Data to process:
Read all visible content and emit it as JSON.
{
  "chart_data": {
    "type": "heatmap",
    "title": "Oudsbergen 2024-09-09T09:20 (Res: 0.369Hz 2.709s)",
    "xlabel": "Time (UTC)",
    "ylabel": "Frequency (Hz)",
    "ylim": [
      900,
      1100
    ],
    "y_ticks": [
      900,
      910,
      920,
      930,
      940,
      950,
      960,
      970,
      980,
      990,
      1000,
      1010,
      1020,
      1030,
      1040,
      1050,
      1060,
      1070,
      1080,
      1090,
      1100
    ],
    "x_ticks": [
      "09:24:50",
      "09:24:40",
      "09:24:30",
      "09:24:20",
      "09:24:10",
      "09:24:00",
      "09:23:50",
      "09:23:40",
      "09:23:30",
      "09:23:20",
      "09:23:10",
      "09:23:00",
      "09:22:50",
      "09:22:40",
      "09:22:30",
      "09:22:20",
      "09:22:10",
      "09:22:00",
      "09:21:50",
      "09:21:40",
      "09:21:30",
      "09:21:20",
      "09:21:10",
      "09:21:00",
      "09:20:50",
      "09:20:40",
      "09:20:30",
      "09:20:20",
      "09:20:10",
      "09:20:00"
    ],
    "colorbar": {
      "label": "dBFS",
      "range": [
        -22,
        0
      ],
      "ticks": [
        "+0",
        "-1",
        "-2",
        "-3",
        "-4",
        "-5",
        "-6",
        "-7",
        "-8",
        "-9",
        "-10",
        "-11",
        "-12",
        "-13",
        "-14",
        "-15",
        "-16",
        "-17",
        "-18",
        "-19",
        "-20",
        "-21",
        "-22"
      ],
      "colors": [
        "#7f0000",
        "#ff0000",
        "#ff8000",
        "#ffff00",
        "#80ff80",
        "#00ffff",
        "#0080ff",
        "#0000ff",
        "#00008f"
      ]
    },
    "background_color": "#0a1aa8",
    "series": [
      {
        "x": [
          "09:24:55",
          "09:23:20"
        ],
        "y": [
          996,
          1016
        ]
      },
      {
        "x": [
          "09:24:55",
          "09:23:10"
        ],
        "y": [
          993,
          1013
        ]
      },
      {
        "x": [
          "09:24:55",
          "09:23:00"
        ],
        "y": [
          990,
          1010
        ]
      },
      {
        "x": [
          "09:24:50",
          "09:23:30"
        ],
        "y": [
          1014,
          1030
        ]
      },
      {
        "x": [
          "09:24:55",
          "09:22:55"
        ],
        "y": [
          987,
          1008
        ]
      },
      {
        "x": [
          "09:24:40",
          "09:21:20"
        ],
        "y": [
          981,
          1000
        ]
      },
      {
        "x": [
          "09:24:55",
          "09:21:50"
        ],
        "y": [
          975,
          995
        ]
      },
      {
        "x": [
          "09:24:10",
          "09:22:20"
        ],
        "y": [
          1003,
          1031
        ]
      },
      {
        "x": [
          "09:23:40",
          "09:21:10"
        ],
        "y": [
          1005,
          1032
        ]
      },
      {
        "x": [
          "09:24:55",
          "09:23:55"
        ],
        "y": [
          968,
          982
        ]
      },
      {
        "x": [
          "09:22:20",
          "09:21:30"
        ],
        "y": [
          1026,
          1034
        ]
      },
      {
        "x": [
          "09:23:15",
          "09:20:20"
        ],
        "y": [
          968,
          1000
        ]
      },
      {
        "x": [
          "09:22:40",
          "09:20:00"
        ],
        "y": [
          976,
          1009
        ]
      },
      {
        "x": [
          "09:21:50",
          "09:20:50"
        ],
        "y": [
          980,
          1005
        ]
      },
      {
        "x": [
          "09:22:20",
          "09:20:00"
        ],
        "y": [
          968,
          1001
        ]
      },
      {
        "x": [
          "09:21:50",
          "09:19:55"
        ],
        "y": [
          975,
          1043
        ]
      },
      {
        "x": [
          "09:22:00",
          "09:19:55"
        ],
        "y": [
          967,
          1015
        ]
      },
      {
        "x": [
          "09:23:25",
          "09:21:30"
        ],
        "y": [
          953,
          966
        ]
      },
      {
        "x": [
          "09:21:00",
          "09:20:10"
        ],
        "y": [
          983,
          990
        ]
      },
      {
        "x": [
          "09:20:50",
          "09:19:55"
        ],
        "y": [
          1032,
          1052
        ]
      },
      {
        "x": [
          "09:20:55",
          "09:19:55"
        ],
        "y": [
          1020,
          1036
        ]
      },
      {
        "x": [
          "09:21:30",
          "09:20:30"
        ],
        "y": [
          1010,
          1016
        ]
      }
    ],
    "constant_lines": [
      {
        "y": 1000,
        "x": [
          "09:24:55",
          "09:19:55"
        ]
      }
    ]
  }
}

Brief: Extract the listing in its entirety, matching it exactly.

Exercise solution:
Read all visible content and emit it as JSON.
{
  "chart_data": {
    "type": "heatmap",
    "title": "Oudsbergen 2024-09-09T09:20 (Res: 0.369Hz 2.709s)",
    "xlabel": "Time (UTC)",
    "ylabel": "Frequency (Hz)",
    "ylim": [
      900,
      1100
    ],
    "y_ticks": [
      900,
      910,
      920,
      930,
      940,
      950,
      960,
      970,
      980,
      990,
      1000,
      1010,
      1020,
      1030,
      1040,
      1050,
      1060,
      1070,
      1080,
      1090,
      1100
    ],
    "x_ticks": [
      "09:24:50",
      "09:24:40",
      "09:24:30",
      "09:24:20",
      "09:24:10",
      "09:24:00",
      "09:23:50",
      "09:23:40",
      "09:23:30",
      "09:23:20",
      "09:23:10",
      "09:23:00",
      "09:22:50",
      "09:22:40",
      "09:22:30",
      "09:22:20",
      "09:22:10",
      "09:22:00",
      "09:21:50",
      "09:21:40",
      "09:21:30",
      "09:21:20",
      "09:21:10",
      "09:21:00",
      "09:20:50",
      "09:20:40",
      "09:20:30",
      "09:20:20",
      "09:20:10",
      "09:20:00"
    ],
    "colorbar": {
      "label": "dBFS",
      "range": [
        -22,
        0
      ],
      "ticks": [
        "+0",
        "-1",
        "-2",
        "-3",
        "-4",
        "-5",
        "-6",
        "-7",
        "-8",
        "-9",
        "-10",
        "-11",
        "-12",
        "-13",
        "-14",
        "-15",
        "-16",
        "-17",
        "-18",
        "-19",
        "-20",
        "-21",
        "-22"
      ],
      "colors": [
        "#7f0000",
        "#ff0000",
        "#ff8000",
        "#ffff00",
        "#80ff80",
        "#00ffff",
        "#0080ff",
        "#0000ff",
        "#00008f"
      ]
    },
    "background_color": "#0a1aa8",
    "series": [
      {
        "x": [
          "09:24:55",
          "09:23:20"
        ],
        "y": [
          996,
          1016
        ]
      },
      {
        "x": [
          "09:24:55",
          "09:23:10"
        ],
        "y": [
          993,
          1013
        ]
      },
      {
        "x": [
          "09:24:55",
          "09:23:00"
        ],
        "y": [
          990,
          1010
        ]
      },
      {
        "x": [
          "09:24:50",
          "09:23:30"
        ],
        "y": [
          1014,
          1030
        ]
      },
      {
        "x": [
          "09:24:55",
          "09:22:55"
        ],
        "y": [
          987,
          1008
        ]
      },
      {
        "x": [
          "09:24:40",
          "09:21:20"
        ],
        "y": [
          981,
          1000
        ]
      },
      {
        "x": [
          "09:24:55",
          "09:21:50"
        ],
        "y": [
          975,
          995
        ]
      },
      {
        "x": [
          "09:24:10",
          "09:22:20"
        ],
        "y": [
          1003,
          1031
        ]
      },
      {
        "x": [
          "09:23:40",
          "09:21:10"
        ],
        "y": [
          1005,
          1032
        ]
      },
      {
        "x": [
          "09:24:55",
          "09:23:55"
        ],
        "y": [
          968,
          982
        ]
      },
      {
        "x": [
          "09:22:20",
          "09:21:30"
        ],
        "y": [
          1026,
          1034
        ]
      },
      {
        "x": [
          "09:23:15",
          "09:20:20"
        ],
        "y": [
          968,
          1000
        ]
      },
      {
        "x": [
          "09:22:40",
          "09:20:00"
        ],
        "y": [
          976,
          1009
        ]
      },
      {
        "x": [
          "09:21:50",
          "09:20:50"
        ],
        "y": [
          980,
          1005
        ]
      },
      {
        "x": [
          "09:22:20",
          "09:20:00"
        ],
        "y": [
          968,
          1001
        ]
      },
      {
        "x": [
          "09:21:50",
          "09:19:55"
        ],
        "y": [
          975,
          1043
        ]
      },
      {
        "x": [
          "09:22:00",
          "09:19:55"
        ],
        "y": [
          967,
          1015
        ]
      },
      {
        "x": [
          "09:23:25",
          "09:21:30"
        ],
        "y": [
          953,
          966
        ]
      },
      {
        "x": [
          "09:21:00",
          "09:20:10"
        ],
        "y": [
          983,
          990
        ]
      },
      {
        "x": [
          "09:20:50",
          "09:19:55"
        ],
        "y": [
          1032,
          1052
        ]
      },
      {
        "x": [
          "09:20:55",
          "09:19:55"
        ],
        "y": [
          1020,
          1036
        ]
      },
      {
        "x": [
          "09:21:30",
          "09:20:30"
        ],
        "y": [
          1010,
          1016
        ]
      }
    ],
    "constant_lines": [
      {
        "y": 1000,
        "x": [
          "09:24:55",
          "09:19:55"
        ]
      }
    ]
  }
}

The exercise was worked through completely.